Requirements: Go through the data below and gather each line containing "cada".

Material supplied:
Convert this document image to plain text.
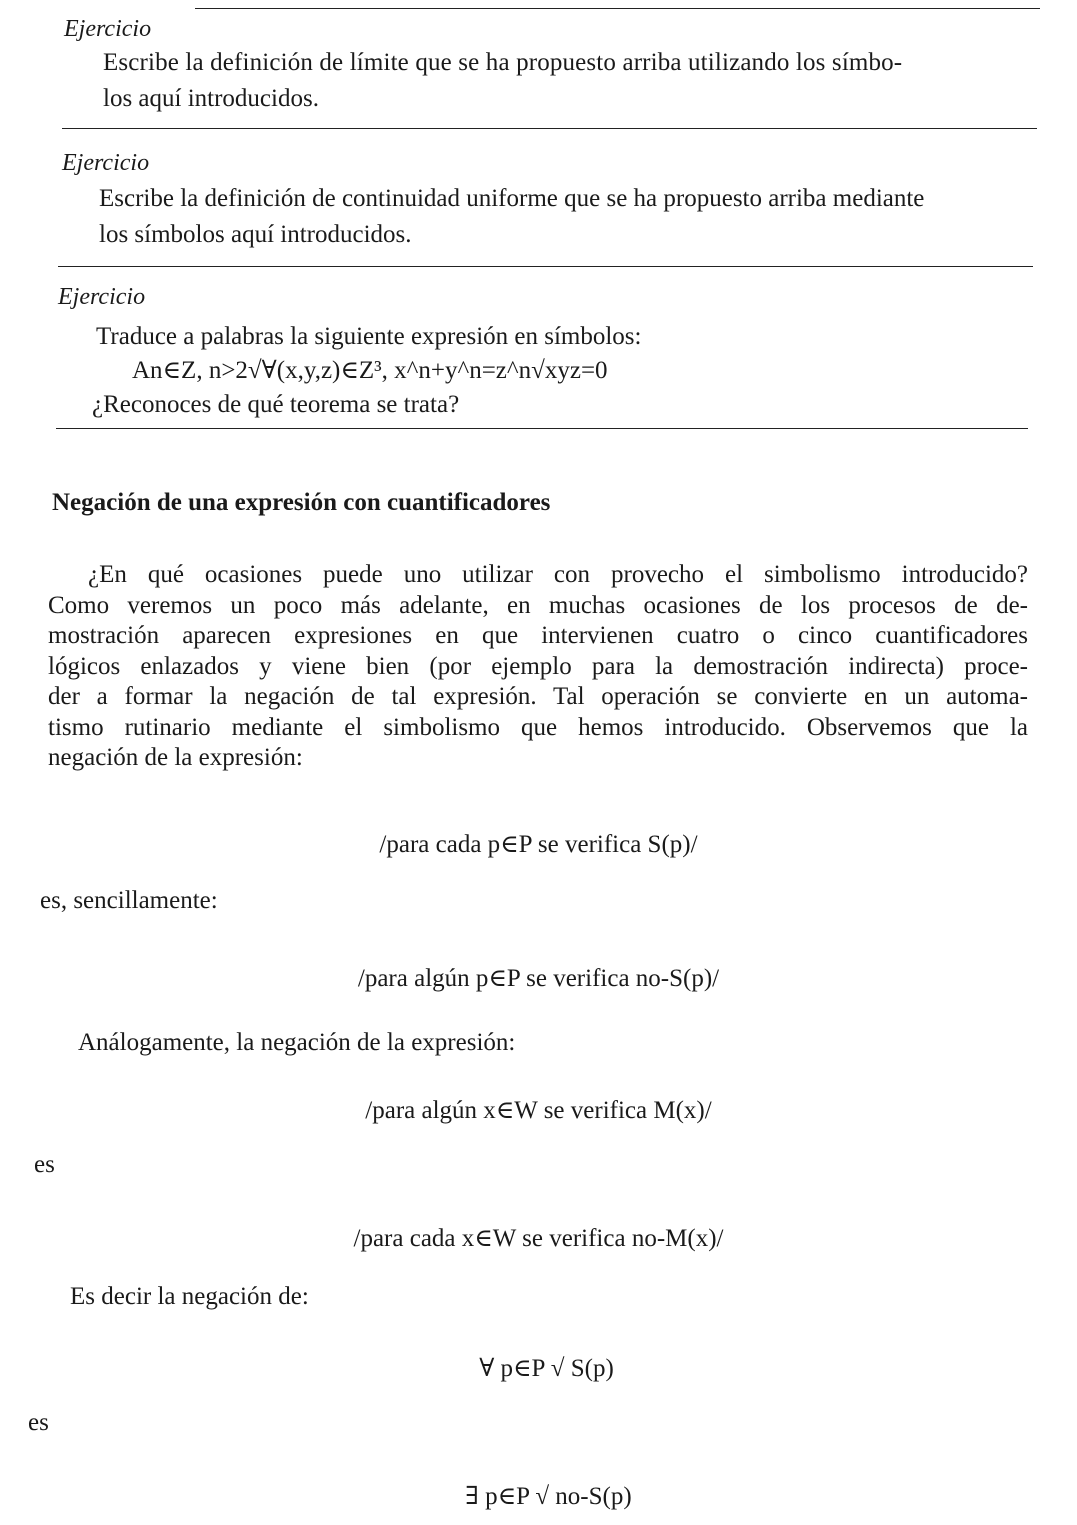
Ejercicio
Escribe la definición de límite que se ha propuesto arriba utilizando los símbo-
los aquí introducidos.
Ejercicio
Escribe la definición de continuidad uniforme que se ha propuesto arriba mediante
los símbolos aquí introducidos.
Ejercicio
Traduce a palabras la siguiente expresión en símbolos:
An∈Z, n>2√∀(x,y,z)∈Z³, x^n+y^n=z^n√xyz=0
¿Reconoces de qué teorema se trata?
Negación de una expresión con cuantificadores
¿En qué ocasiones puede uno utilizar con provecho el simbolismo introducido?
Como veremos un poco más adelante, en muchas ocasiones de los procesos de de-
mostración aparecen expresiones en que intervienen cuatro o cinco cuantificadores
lógicos enlazados y viene bien (por ejemplo para la demostración indirecta) proce-
der a formar la negación de tal expresión. Tal operación se convierte en un automa-
tismo rutinario mediante el simbolismo que hemos introducido. Observemos que la
negación de la expresión:
/para cada p∈P se verifica S(p)/
es, sencillamente:
/para algún p∈P se verifica no-S(p)/
Análogamente, la negación de la expresión:
/para algún x∈W se verifica M(x)/
es
/para cada x∈W se verifica no-M(x)/
Es decir la negación de:
∀ p∈P √ S(p)
es
∃ p∈P √ no-S(p)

Task response:
/para cada p∈P se verifica S(p)/
/para cada x∈W se verifica no-M(x)/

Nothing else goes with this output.